**Objective:**
What follows is a block of records; reproduce all of it verbatim.

>> Begin Provided data

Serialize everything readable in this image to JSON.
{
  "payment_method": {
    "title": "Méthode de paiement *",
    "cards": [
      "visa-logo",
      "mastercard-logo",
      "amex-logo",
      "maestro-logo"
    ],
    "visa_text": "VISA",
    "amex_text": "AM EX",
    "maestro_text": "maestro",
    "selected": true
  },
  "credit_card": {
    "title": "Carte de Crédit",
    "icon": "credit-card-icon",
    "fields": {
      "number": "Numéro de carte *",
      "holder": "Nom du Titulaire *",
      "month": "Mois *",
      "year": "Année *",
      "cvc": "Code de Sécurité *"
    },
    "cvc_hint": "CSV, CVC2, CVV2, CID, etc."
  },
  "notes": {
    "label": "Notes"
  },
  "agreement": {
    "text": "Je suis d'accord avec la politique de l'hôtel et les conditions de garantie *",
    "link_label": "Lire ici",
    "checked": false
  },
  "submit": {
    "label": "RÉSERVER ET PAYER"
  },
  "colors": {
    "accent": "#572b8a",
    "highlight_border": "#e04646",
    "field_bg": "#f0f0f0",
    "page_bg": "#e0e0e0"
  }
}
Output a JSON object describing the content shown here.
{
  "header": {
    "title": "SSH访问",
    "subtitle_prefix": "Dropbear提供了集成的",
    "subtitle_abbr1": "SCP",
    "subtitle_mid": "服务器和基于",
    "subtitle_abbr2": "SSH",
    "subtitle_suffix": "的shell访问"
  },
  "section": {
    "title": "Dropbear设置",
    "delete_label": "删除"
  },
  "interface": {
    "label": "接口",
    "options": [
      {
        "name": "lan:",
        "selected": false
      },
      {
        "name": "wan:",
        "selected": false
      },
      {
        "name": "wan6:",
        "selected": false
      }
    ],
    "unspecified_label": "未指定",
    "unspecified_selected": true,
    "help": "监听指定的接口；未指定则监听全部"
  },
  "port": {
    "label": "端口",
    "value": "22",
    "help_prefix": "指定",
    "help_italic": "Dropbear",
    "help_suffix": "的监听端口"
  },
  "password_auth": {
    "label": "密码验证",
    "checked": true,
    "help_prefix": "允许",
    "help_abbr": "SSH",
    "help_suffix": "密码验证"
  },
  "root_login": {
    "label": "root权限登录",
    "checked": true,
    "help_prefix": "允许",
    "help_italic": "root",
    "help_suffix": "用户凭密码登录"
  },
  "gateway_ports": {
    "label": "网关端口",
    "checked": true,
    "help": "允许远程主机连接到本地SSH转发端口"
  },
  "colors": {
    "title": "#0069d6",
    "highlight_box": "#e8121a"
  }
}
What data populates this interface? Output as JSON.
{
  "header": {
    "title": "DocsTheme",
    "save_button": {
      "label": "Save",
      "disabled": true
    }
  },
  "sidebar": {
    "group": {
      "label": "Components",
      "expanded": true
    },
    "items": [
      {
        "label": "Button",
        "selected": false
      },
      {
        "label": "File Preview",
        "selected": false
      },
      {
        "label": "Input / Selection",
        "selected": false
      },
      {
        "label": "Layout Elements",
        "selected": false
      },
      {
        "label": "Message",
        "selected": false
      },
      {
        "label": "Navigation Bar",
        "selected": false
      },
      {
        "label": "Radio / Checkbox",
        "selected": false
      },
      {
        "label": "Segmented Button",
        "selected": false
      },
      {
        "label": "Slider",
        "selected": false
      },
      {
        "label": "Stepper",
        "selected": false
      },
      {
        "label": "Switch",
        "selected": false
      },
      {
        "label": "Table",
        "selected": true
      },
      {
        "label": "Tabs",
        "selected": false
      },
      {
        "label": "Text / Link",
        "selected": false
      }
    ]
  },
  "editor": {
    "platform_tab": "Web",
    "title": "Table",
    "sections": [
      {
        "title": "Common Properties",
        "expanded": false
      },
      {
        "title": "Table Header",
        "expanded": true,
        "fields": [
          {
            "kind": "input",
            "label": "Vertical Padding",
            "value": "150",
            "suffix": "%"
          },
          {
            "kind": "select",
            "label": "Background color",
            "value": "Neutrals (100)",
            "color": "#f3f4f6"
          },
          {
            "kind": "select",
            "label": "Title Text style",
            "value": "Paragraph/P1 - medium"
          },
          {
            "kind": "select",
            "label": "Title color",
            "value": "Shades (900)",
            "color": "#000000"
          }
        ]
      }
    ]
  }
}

>> End Provided data

**Output:**
Serialize everything readable in this image to JSON.
{
  "payment_method": {
    "title": "Méthode de paiement *",
    "cards": [
      "visa-logo",
      "mastercard-logo",
      "amex-logo",
      "maestro-logo"
    ],
    "visa_text": "VISA",
    "amex_text": "AM EX",
    "maestro_text": "maestro",
    "selected": true
  },
  "credit_card": {
    "title": "Carte de Crédit",
    "icon": "credit-card-icon",
    "fields": {
      "number": "Numéro de carte *",
      "holder": "Nom du Titulaire *",
      "month": "Mois *",
      "year": "Année *",
      "cvc": "Code de Sécurité *"
    },
    "cvc_hint": "CSV, CVC2, CVV2, CID, etc."
  },
  "notes": {
    "label": "Notes"
  },
  "agreement": {
    "text": "Je suis d'accord avec la politique de l'hôtel et les conditions de garantie *",
    "link_label": "Lire ici",
    "checked": false
  },
  "submit": {
    "label": "RÉSERVER ET PAYER"
  },
  "colors": {
    "accent": "#572b8a",
    "highlight_border": "#e04646",
    "field_bg": "#f0f0f0",
    "page_bg": "#e0e0e0"
  }
}
Output a JSON object describing the content shown here.
{
  "header": {
    "title": "SSH访问",
    "subtitle_prefix": "Dropbear提供了集成的",
    "subtitle_abbr1": "SCP",
    "subtitle_mid": "服务器和基于",
    "subtitle_abbr2": "SSH",
    "subtitle_suffix": "的shell访问"
  },
  "section": {
    "title": "Dropbear设置",
    "delete_label": "删除"
  },
  "interface": {
    "label": "接口",
    "options": [
      {
        "name": "lan:",
        "selected": false
      },
      {
        "name": "wan:",
        "selected": false
      },
      {
        "name": "wan6:",
        "selected": false
      }
    ],
    "unspecified_label": "未指定",
    "unspecified_selected": true,
    "help": "监听指定的接口；未指定则监听全部"
  },
  "port": {
    "label": "端口",
    "value": "22",
    "help_prefix": "指定",
    "help_italic": "Dropbear",
    "help_suffix": "的监听端口"
  },
  "password_auth": {
    "label": "密码验证",
    "checked": true,
    "help_prefix": "允许",
    "help_abbr": "SSH",
    "help_suffix": "密码验证"
  },
  "root_login": {
    "label": "root权限登录",
    "checked": true,
    "help_prefix": "允许",
    "help_italic": "root",
    "help_suffix": "用户凭密码登录"
  },
  "gateway_ports": {
    "label": "网关端口",
    "checked": true,
    "help": "允许远程主机连接到本地SSH转发端口"
  },
  "colors": {
    "title": "#0069d6",
    "highlight_box": "#e8121a"
  }
}
What data populates this interface? Output as JSON.
{
  "header": {
    "title": "DocsTheme",
    "save_button": {
      "label": "Save",
      "disabled": true
    }
  },
  "sidebar": {
    "group": {
      "label": "Components",
      "expanded": true
    },
    "items": [
      {
        "label": "Button",
        "selected": false
      },
      {
        "label": "File Preview",
        "selected": false
      },
      {
        "label": "Input / Selection",
        "selected": false
      },
      {
        "label": "Layout Elements",
        "selected": false
      },
      {
        "label": "Message",
        "selected": false
      },
      {
        "label": "Navigation Bar",
        "selected": false
      },
      {
        "label": "Radio / Checkbox",
        "selected": false
      },
      {
        "label": "Segmented Button",
        "selected": false
      },
      {
        "label": "Slider",
        "selected": false
      },
      {
        "label": "Stepper",
        "selected": false
      },
      {
        "label": "Switch",
        "selected": false
      },
      {
        "label": "Table",
        "selected": true
      },
      {
        "label": "Tabs",
        "selected": false
      },
      {
        "label": "Text / Link",
        "selected": false
      }
    ]
  },
  "editor": {
    "platform_tab": "Web",
    "title": "Table",
    "sections": [
      {
        "title": "Common Properties",
        "expanded": false
      },
      {
        "title": "Table Header",
        "expanded": true,
        "fields": [
          {
            "kind": "input",
            "label": "Vertical Padding",
            "value": "150",
            "suffix": "%"
          },
          {
            "kind": "select",
            "label": "Background color",
            "value": "Neutrals (100)",
            "color": "#f3f4f6"
          },
          {
            "kind": "select",
            "label": "Title Text style",
            "value": "Paragraph/P1 - medium"
          },
          {
            "kind": "select",
            "label": "Title color",
            "value": "Shades (900)",
            "color": "#000000"
          }
        ]
      }
    ]
  }
}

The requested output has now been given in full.